Data for the task:
::::::::::
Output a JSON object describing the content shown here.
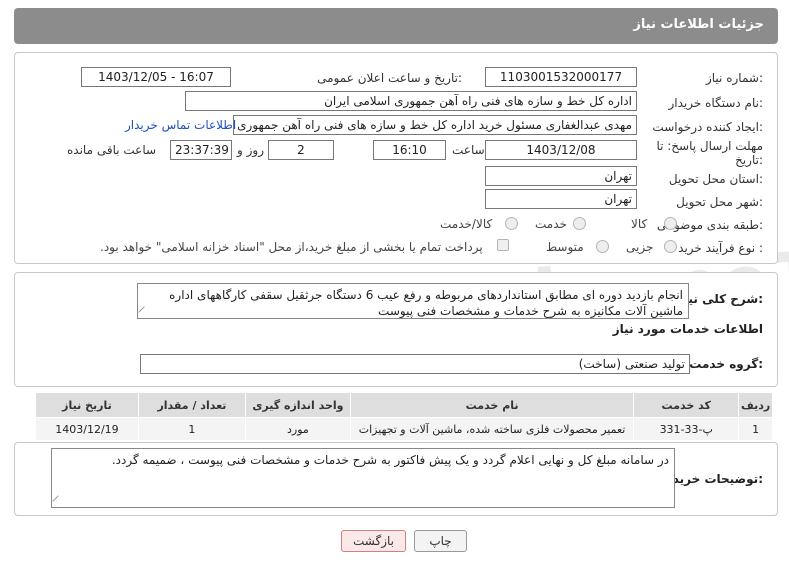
{
  "header": {
    "title": "جزئیات اطلاعات نیاز"
  },
  "form": {
    "need_number_label": "شماره نیاز:",
    "need_number": "1103001532000177",
    "announce_label": "تاریخ و ساعت اعلان عمومی:",
    "announce_value": "1403/12/05 - 16:07",
    "buyer_org_label": "نام دستگاه خریدار:",
    "buyer_org": "اداره کل خط و سازه های فنی راه آهن جمهوری اسلامی ایران",
    "creator_label": "ایجاد کننده درخواست:",
    "creator": "مهدی عبدالغفاری مسئول خرید اداره کل خط و سازه های فنی راه آهن جمهوری",
    "contact_link": "اطلاعات تماس خریدار",
    "deadline_label_1": "مهلت ارسال پاسخ: تا",
    "deadline_label_2": "تاریخ:",
    "deadline_date": "1403/12/08",
    "time_label": "ساعت",
    "deadline_time": "16:10",
    "days_value": "2",
    "days_label": "روز و",
    "remaining_value": "23:37:39",
    "remaining_label": "ساعت باقی مانده",
    "province_label": "استان محل تحویل:",
    "province": "تهران",
    "city_label": "شهر محل تحویل:",
    "city": "تهران",
    "category_label": "طبقه بندی موضوعی:",
    "category_options": [
      "کالا",
      "خدمت",
      "کالا/خدمت"
    ],
    "process_label": "نوع فرآیند خرید :",
    "process_options": [
      "جزیی",
      "متوسط"
    ],
    "payment_note": "پرداخت تمام یا بخشی از مبلغ خرید،از محل \"اسناد خزانه اسلامی\" خواهد بود."
  },
  "description": {
    "label": "شرح کلی نیاز:",
    "text": "انجام بازدید دوره ای مطابق استانداردهای مربوطه و رفع عیب 6 دستگاه جرثقیل سقفی کارگاههای اداره ماشین آلات مکانیزه به شرح خدمات و مشخصات فنی پیوست"
  },
  "services": {
    "section_title": "اطلاعات خدمات مورد نیاز",
    "group_label": "گروه خدمت:",
    "group_value": "تولید صنعتی (ساخت)",
    "columns": [
      "ردیف",
      "کد خدمت",
      "نام خدمت",
      "واحد اندازه گیری",
      "تعداد / مقدار",
      "تاریخ نیاز"
    ],
    "rows": [
      [
        "1",
        "پ-33-331",
        "تعمیر محصولات فلزی ساخته شده، ماشین آلات و تجهیزات",
        "مورد",
        "1",
        "1403/12/19"
      ]
    ]
  },
  "buyer_notes": {
    "label": "توضیحات خریدار:",
    "text": "در سامانه مبلغ کل و نهایی اعلام گردد و یک پیش فاکتور به شرح خدمات و مشخصات فنی پیوست ، ضمیمه گردد."
  },
  "buttons": {
    "print": "چاپ",
    "back": "بازگشت"
  },
  "watermark": {
    "text": "AriaTender.neT"
  }
}
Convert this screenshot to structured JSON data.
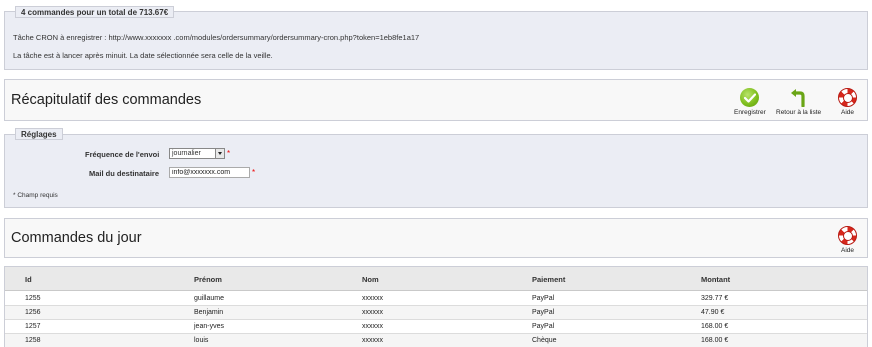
{
  "summary": {
    "legend": "4 commandes pour un total de 713.67€",
    "cron_text": "Tâche CRON à enregistrer : http://www.xxxxxxx .com/modules/ordersummary/ordersummary-cron.php?token=1eb8fe1a17",
    "info_text": "La tâche est à lancer après minuit. La date sélectionnée sera celle de la veille."
  },
  "toolbar1": {
    "title": "Récapitulatif des commandes",
    "save_label": "Enregistrer",
    "back_label": "Retour à la liste",
    "help_label": "Aide"
  },
  "settings": {
    "legend": "Réglages",
    "frequency_label": "Fréquence de l'envoi",
    "frequency_value": "journalier",
    "mail_label": "Mail du destinataire",
    "mail_value": "info@xxxxxxx.com",
    "required_mark": "*",
    "required_note": "* Champ requis"
  },
  "toolbar2": {
    "title": "Commandes du jour",
    "help_label": "Aide"
  },
  "table": {
    "columns": [
      "Id",
      "Prénom",
      "Nom",
      "Paiement",
      "Montant"
    ],
    "rows": [
      [
        "1255",
        "guillaume",
        "xxxxxx",
        "PayPal",
        "329.77 €"
      ],
      [
        "1256",
        "Benjamin",
        "xxxxxx",
        "PayPal",
        "47.90 €"
      ],
      [
        "1257",
        "jean-yves",
        "xxxxxx",
        "PayPal",
        "168.00 €"
      ],
      [
        "1258",
        "louis",
        "xxxxxx",
        "Chèque",
        "168.00 €"
      ]
    ]
  },
  "colors": {
    "fieldset_bg": "#ebedf4",
    "panel_bg": "#f8f8f8",
    "border": "#ccced7",
    "required": "#ee0000",
    "save_green": "#7fbf1e",
    "back_green": "#6aa516",
    "help_red": "#d8271c"
  },
  "icons": {
    "save": "checkmark-circle-icon",
    "back": "back-arrow-icon",
    "help": "lifebuoy-icon"
  }
}
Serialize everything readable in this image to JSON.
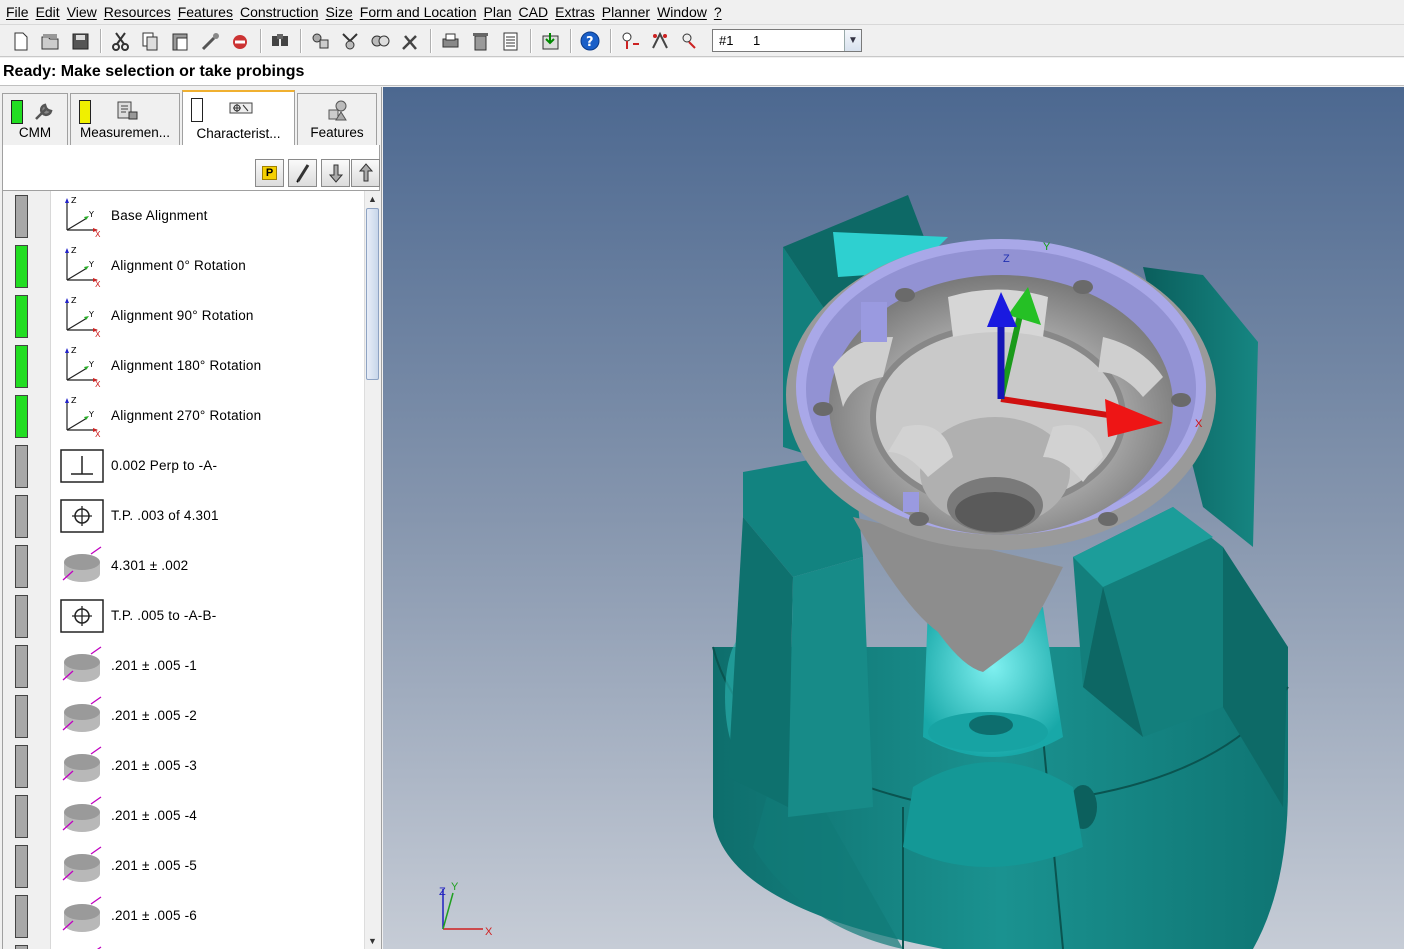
{
  "menu": [
    "File",
    "Edit",
    "View",
    "Resources",
    "Features",
    "Construction",
    "Size",
    "Form and Location",
    "Plan",
    "CAD",
    "Extras",
    "Planner",
    "Window",
    "?"
  ],
  "toolbar": {
    "icons": [
      "new-icon",
      "open-icon",
      "save-icon",
      "cut-icon",
      "copy-icon",
      "paste-icon",
      "probe-icon",
      "undo-icon",
      "find-icon",
      "feature-icon",
      "measure-icon",
      "construct-icon",
      "tools-icon",
      "print-icon",
      "delete-icon",
      "report-icon",
      "export-icon",
      "help-icon",
      "stylus-icon",
      "axis-icon",
      "probe-path-icon"
    ],
    "combo_prefix": "#1",
    "combo_value": "1"
  },
  "status": "Ready: Make selection or take probings",
  "tabs": [
    {
      "label": "CMM",
      "color": "#22dd22"
    },
    {
      "label": "Measuremen...",
      "color": "#f0f000"
    },
    {
      "label": "Characterist...",
      "color": "#ffffff"
    },
    {
      "label": "Features",
      "color": ""
    }
  ],
  "subtoolbar": {
    "p_label": "P"
  },
  "list": [
    {
      "label": "Base Alignment",
      "icon": "alignment-icon",
      "status": "#a8a8a8"
    },
    {
      "label": "Alignment 0° Rotation",
      "icon": "alignment-icon",
      "status": "#22dd22"
    },
    {
      "label": "Alignment 90° Rotation",
      "icon": "alignment-icon",
      "status": "#22dd22"
    },
    {
      "label": "Alignment 180° Rotation",
      "icon": "alignment-icon",
      "status": "#22dd22"
    },
    {
      "label": "Alignment 270° Rotation",
      "icon": "alignment-icon",
      "status": "#22dd22"
    },
    {
      "label": "0.002 Perp to -A-",
      "icon": "perpendicularity-icon",
      "status": "#a8a8a8"
    },
    {
      "label": "T.P. .003 of 4.301",
      "icon": "true-position-icon",
      "status": "#a8a8a8"
    },
    {
      "label": "4.301 ± .002",
      "icon": "cylinder-icon",
      "status": "#a8a8a8"
    },
    {
      "label": "T.P. .005 to -A-B-",
      "icon": "true-position-icon",
      "status": "#a8a8a8"
    },
    {
      "label": ".201 ± .005  -1",
      "icon": "cylinder-icon",
      "status": "#a8a8a8"
    },
    {
      "label": ".201 ± .005  -2",
      "icon": "cylinder-icon",
      "status": "#a8a8a8"
    },
    {
      "label": ".201 ± .005  -3",
      "icon": "cylinder-icon",
      "status": "#a8a8a8"
    },
    {
      "label": ".201 ± .005  -4",
      "icon": "cylinder-icon",
      "status": "#a8a8a8"
    },
    {
      "label": ".201 ± .005  -5",
      "icon": "cylinder-icon",
      "status": "#a8a8a8"
    },
    {
      "label": ".201 ± .005  -6",
      "icon": "cylinder-icon",
      "status": "#a8a8a8"
    },
    {
      "label": "",
      "icon": "cylinder-icon",
      "status": "#a8a8a8"
    }
  ],
  "axis_labels": {
    "x": "X",
    "y": "Y",
    "z": "Z"
  },
  "colors": {
    "fixture": "#1a8f8c",
    "part": "#b8b8b8",
    "bore": "#a9a8e8"
  }
}
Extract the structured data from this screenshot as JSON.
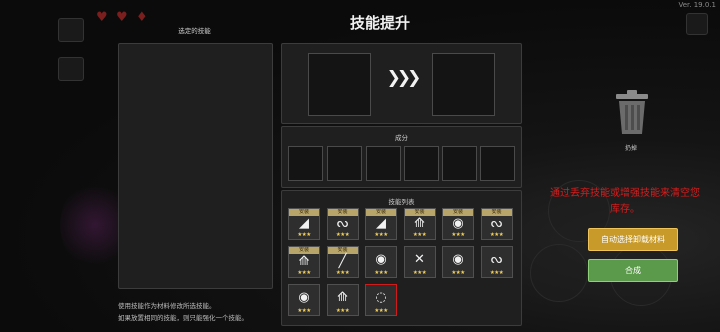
::::::::::
Written instruction:
Go through the records. Copy each line where "structured" appears.

Answer to this task:
Convert this screenshot to structured JSON data.
Extract the structured data from this screenshot as JSON.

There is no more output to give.